— REQUIRED TASK —
All of the material below is to be returned exactly.
··· DATASET EXTRACT ···
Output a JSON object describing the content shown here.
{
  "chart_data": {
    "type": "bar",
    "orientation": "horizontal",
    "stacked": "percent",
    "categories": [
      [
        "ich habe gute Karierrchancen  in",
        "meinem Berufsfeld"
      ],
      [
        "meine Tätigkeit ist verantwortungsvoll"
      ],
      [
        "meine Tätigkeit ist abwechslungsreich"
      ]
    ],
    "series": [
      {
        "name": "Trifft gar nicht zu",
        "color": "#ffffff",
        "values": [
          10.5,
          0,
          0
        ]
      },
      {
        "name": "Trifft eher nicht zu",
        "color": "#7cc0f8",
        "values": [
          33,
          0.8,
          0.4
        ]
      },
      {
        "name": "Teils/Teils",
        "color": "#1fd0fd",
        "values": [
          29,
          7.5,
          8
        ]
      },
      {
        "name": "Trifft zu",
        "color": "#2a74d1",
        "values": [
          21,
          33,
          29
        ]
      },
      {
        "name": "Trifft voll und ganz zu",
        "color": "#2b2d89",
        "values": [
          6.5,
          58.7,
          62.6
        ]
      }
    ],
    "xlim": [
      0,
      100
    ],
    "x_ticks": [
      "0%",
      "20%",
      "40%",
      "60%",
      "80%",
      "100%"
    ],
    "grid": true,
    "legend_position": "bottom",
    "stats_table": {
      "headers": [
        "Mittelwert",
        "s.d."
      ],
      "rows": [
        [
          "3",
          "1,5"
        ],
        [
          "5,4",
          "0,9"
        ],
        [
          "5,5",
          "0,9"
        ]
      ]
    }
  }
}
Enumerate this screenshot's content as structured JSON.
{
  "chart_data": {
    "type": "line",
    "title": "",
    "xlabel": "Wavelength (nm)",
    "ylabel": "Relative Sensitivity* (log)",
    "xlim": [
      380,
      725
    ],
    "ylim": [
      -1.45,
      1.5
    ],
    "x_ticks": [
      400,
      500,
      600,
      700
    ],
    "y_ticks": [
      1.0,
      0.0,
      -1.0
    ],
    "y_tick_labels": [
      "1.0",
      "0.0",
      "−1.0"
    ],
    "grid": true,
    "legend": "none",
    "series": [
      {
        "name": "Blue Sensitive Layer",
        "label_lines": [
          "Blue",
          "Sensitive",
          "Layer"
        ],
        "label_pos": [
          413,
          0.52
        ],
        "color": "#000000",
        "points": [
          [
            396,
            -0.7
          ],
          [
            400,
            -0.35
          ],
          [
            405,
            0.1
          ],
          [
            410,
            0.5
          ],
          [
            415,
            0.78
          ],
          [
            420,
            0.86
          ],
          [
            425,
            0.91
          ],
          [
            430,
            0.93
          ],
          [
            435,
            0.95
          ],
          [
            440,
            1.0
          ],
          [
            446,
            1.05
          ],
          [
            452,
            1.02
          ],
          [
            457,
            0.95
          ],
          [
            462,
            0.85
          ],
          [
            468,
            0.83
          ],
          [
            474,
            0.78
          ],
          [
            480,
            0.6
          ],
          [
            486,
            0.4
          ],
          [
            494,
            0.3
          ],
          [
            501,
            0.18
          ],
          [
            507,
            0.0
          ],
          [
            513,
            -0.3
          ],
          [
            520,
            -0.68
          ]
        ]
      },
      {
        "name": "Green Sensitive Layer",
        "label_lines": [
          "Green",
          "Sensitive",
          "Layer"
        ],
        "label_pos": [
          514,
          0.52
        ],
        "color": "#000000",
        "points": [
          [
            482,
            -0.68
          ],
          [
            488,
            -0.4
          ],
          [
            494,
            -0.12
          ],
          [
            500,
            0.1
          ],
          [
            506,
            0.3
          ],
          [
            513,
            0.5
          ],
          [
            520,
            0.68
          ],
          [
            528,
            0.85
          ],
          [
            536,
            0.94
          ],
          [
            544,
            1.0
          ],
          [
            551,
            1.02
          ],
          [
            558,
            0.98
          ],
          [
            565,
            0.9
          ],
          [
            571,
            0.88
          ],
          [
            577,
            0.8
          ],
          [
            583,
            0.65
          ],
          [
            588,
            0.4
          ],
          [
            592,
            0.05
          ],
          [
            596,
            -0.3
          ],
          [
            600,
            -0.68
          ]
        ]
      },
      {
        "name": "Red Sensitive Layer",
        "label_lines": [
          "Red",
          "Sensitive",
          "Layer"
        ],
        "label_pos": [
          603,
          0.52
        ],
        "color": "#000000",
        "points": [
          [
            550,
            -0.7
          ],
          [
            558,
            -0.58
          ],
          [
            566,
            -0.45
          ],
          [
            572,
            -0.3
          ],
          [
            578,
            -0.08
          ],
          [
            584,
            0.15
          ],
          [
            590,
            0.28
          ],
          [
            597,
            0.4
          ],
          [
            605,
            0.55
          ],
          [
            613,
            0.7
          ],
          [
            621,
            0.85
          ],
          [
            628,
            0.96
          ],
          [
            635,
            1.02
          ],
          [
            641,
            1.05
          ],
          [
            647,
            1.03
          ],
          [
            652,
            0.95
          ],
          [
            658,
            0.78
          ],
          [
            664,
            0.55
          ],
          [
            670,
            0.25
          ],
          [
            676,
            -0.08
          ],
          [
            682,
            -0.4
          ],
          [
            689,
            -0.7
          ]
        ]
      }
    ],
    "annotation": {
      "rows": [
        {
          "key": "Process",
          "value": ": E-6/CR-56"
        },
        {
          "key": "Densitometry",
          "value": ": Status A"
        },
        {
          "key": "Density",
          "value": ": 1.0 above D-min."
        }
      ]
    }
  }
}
···
— THE COMPLETED TASK —
Output a JSON object describing the content shown here.
{
  "chart_data": {
    "type": "bar",
    "orientation": "horizontal",
    "stacked": "percent",
    "categories": [
      [
        "ich habe gute Karierrchancen  in",
        "meinem Berufsfeld"
      ],
      [
        "meine Tätigkeit ist verantwortungsvoll"
      ],
      [
        "meine Tätigkeit ist abwechslungsreich"
      ]
    ],
    "series": [
      {
        "name": "Trifft gar nicht zu",
        "color": "#ffffff",
        "values": [
          10.5,
          0,
          0
        ]
      },
      {
        "name": "Trifft eher nicht zu",
        "color": "#7cc0f8",
        "values": [
          33,
          0.8,
          0.4
        ]
      },
      {
        "name": "Teils/Teils",
        "color": "#1fd0fd",
        "values": [
          29,
          7.5,
          8
        ]
      },
      {
        "name": "Trifft zu",
        "color": "#2a74d1",
        "values": [
          21,
          33,
          29
        ]
      },
      {
        "name": "Trifft voll und ganz zu",
        "color": "#2b2d89",
        "values": [
          6.5,
          58.7,
          62.6
        ]
      }
    ],
    "xlim": [
      0,
      100
    ],
    "x_ticks": [
      "0%",
      "20%",
      "40%",
      "60%",
      "80%",
      "100%"
    ],
    "grid": true,
    "legend_position": "bottom",
    "stats_table": {
      "headers": [
        "Mittelwert",
        "s.d."
      ],
      "rows": [
        [
          "3",
          "1,5"
        ],
        [
          "5,4",
          "0,9"
        ],
        [
          "5,5",
          "0,9"
        ]
      ]
    }
  }
}
Enumerate this screenshot's content as structured JSON.
{
  "chart_data": {
    "type": "line",
    "title": "",
    "xlabel": "Wavelength (nm)",
    "ylabel": "Relative Sensitivity* (log)",
    "xlim": [
      380,
      725
    ],
    "ylim": [
      -1.45,
      1.5
    ],
    "x_ticks": [
      400,
      500,
      600,
      700
    ],
    "y_ticks": [
      1.0,
      0.0,
      -1.0
    ],
    "y_tick_labels": [
      "1.0",
      "0.0",
      "−1.0"
    ],
    "grid": true,
    "legend": "none",
    "series": [
      {
        "name": "Blue Sensitive Layer",
        "label_lines": [
          "Blue",
          "Sensitive",
          "Layer"
        ],
        "label_pos": [
          413,
          0.52
        ],
        "color": "#000000",
        "points": [
          [
            396,
            -0.7
          ],
          [
            400,
            -0.35
          ],
          [
            405,
            0.1
          ],
          [
            410,
            0.5
          ],
          [
            415,
            0.78
          ],
          [
            420,
            0.86
          ],
          [
            425,
            0.91
          ],
          [
            430,
            0.93
          ],
          [
            435,
            0.95
          ],
          [
            440,
            1.0
          ],
          [
            446,
            1.05
          ],
          [
            452,
            1.02
          ],
          [
            457,
            0.95
          ],
          [
            462,
            0.85
          ],
          [
            468,
            0.83
          ],
          [
            474,
            0.78
          ],
          [
            480,
            0.6
          ],
          [
            486,
            0.4
          ],
          [
            494,
            0.3
          ],
          [
            501,
            0.18
          ],
          [
            507,
            0.0
          ],
          [
            513,
            -0.3
          ],
          [
            520,
            -0.68
          ]
        ]
      },
      {
        "name": "Green Sensitive Layer",
        "label_lines": [
          "Green",
          "Sensitive",
          "Layer"
        ],
        "label_pos": [
          514,
          0.52
        ],
        "color": "#000000",
        "points": [
          [
            482,
            -0.68
          ],
          [
            488,
            -0.4
          ],
          [
            494,
            -0.12
          ],
          [
            500,
            0.1
          ],
          [
            506,
            0.3
          ],
          [
            513,
            0.5
          ],
          [
            520,
            0.68
          ],
          [
            528,
            0.85
          ],
          [
            536,
            0.94
          ],
          [
            544,
            1.0
          ],
          [
            551,
            1.02
          ],
          [
            558,
            0.98
          ],
          [
            565,
            0.9
          ],
          [
            571,
            0.88
          ],
          [
            577,
            0.8
          ],
          [
            583,
            0.65
          ],
          [
            588,
            0.4
          ],
          [
            592,
            0.05
          ],
          [
            596,
            -0.3
          ],
          [
            600,
            -0.68
          ]
        ]
      },
      {
        "name": "Red Sensitive Layer",
        "label_lines": [
          "Red",
          "Sensitive",
          "Layer"
        ],
        "label_pos": [
          603,
          0.52
        ],
        "color": "#000000",
        "points": [
          [
            550,
            -0.7
          ],
          [
            558,
            -0.58
          ],
          [
            566,
            -0.45
          ],
          [
            572,
            -0.3
          ],
          [
            578,
            -0.08
          ],
          [
            584,
            0.15
          ],
          [
            590,
            0.28
          ],
          [
            597,
            0.4
          ],
          [
            605,
            0.55
          ],
          [
            613,
            0.7
          ],
          [
            621,
            0.85
          ],
          [
            628,
            0.96
          ],
          [
            635,
            1.02
          ],
          [
            641,
            1.05
          ],
          [
            647,
            1.03
          ],
          [
            652,
            0.95
          ],
          [
            658,
            0.78
          ],
          [
            664,
            0.55
          ],
          [
            670,
            0.25
          ],
          [
            676,
            -0.08
          ],
          [
            682,
            -0.4
          ],
          [
            689,
            -0.7
          ]
        ]
      }
    ],
    "annotation": {
      "rows": [
        {
          "key": "Process",
          "value": ": E-6/CR-56"
        },
        {
          "key": "Densitometry",
          "value": ": Status A"
        },
        {
          "key": "Density",
          "value": ": 1.0 above D-min."
        }
      ]
    }
  }
}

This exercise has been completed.